▸ STATED TASK
Nothing in the data should change when you return it, but leave the pictures out.
++++++++++++++++++++
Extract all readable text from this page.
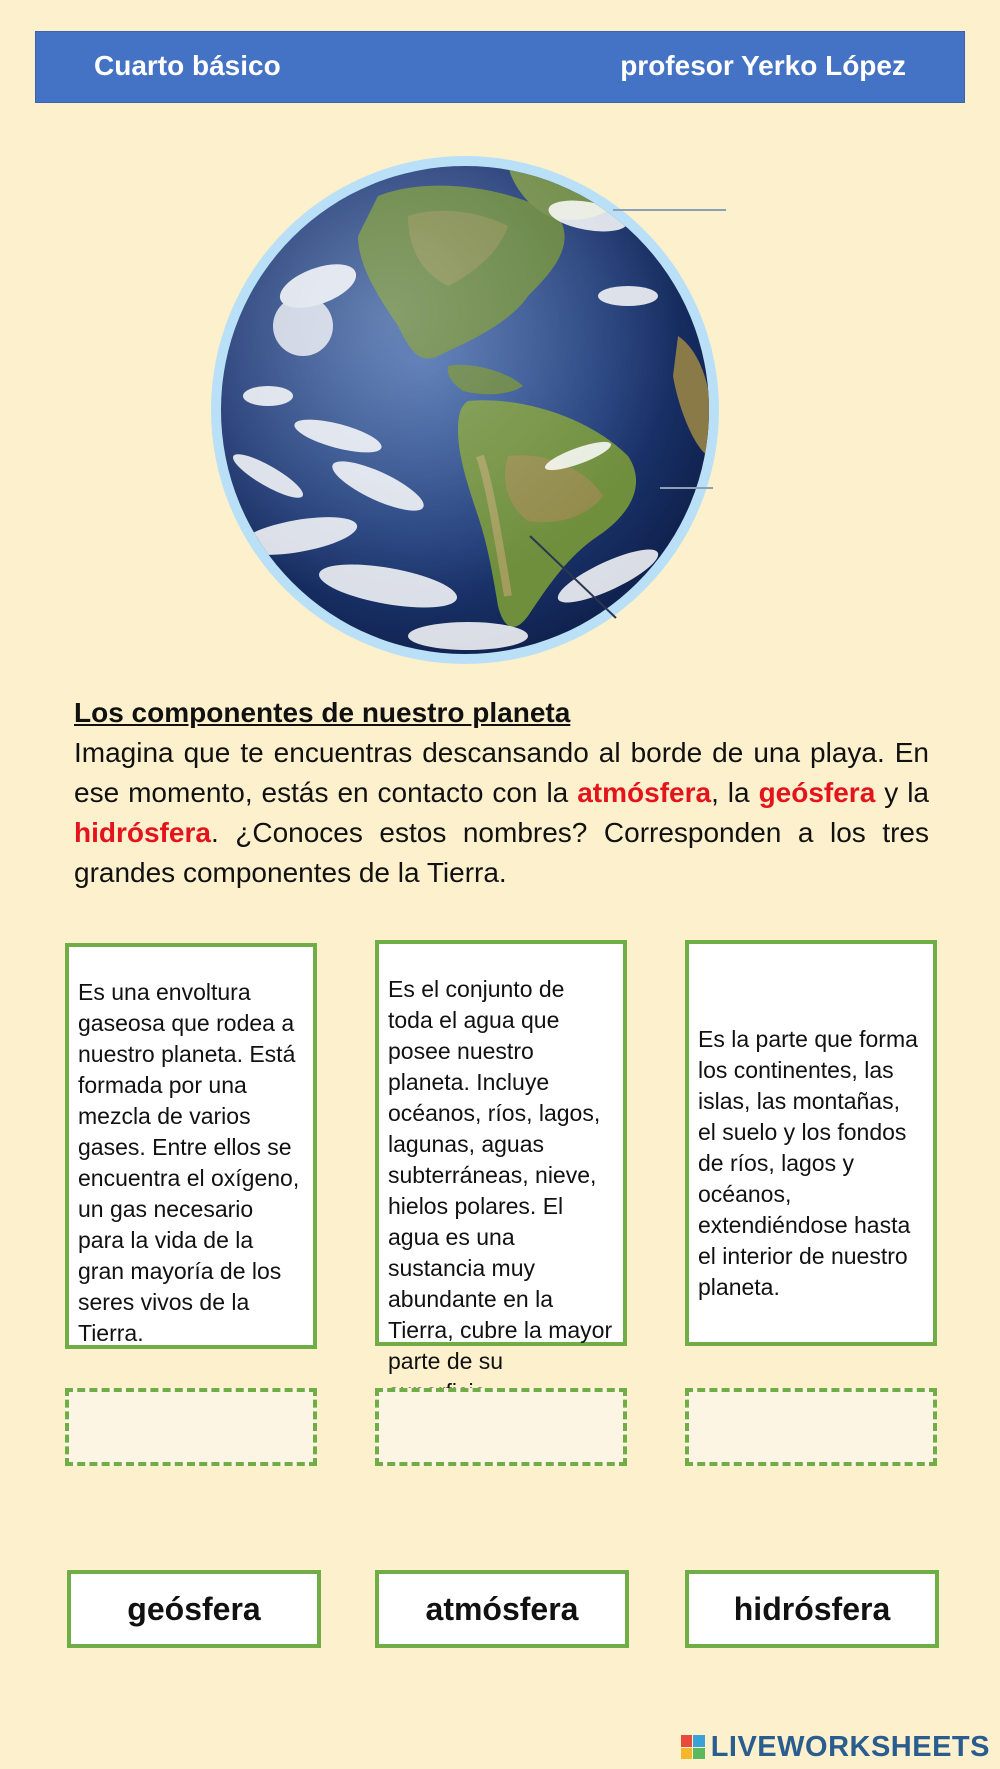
Cuarto básico	profesor Yerko López
Los componentes de nuestro planeta

Imagina que te encuentras descansando al borde de una playa. En ese momento, estás en contacto con la atmósfera, la geósfera y la hidrósfera. ¿Conoces estos nombres? Corresponden a los tres grandes componentes de la Tierra.

Es una envoltura gaseosa que rodea a nuestro planeta. Está formada por una mezcla de varios gases. Entre ellos se encuentra el oxígeno, un gas necesario para la vida de la gran mayoría de los seres vivos de la Tierra.
Es el conjunto de toda el agua que posee nuestro planeta. Incluye océanos, ríos, lagos, lagunas, aguas subterráneas, nieve, hielos polares. El agua es una sustancia muy abundante en la Tierra, cubre la mayor parte de su
Es la parte que forma los continentes, las islas, las montañas, el suelo y los fondos de ríos, lagos y océanos, extendiéndose hasta el interior de nuestro planeta.
geósfera	atmósfera	hidrósfera
LIVEWORKSHEETS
++++++++++++++++++++
▸ EXPECTED OUTPUT
Extract all readable text from this page.
Cuarto básico	profesor Yerko López
Los componentes de nuestro planeta

Imagina que te encuentras descansando al borde de una playa. En ese momento, estás en contacto con la atmósfera, la geósfera y la hidrósfera. ¿Conoces estos nombres? Corresponden a los tres grandes componentes de la Tierra.

Es una envoltura gaseosa que rodea a nuestro planeta. Está formada por una mezcla de varios gases. Entre ellos se encuentra el oxígeno, un gas necesario para la vida de la gran mayoría de los seres vivos de la Tierra.
Es el conjunto de toda el agua que posee nuestro planeta. Incluye océanos, ríos, lagos, lagunas, aguas subterráneas, nieve, hielos polares. El agua es una sustancia muy abundante en la Tierra, cubre la mayor parte de su
Es la parte que forma los continentes, las islas, las montañas, el suelo y los fondos de ríos, lagos y océanos, extendiéndose hasta el interior de nuestro planeta.
geósfera	atmósfera	hidrósfera
LIVEWORKSHEETS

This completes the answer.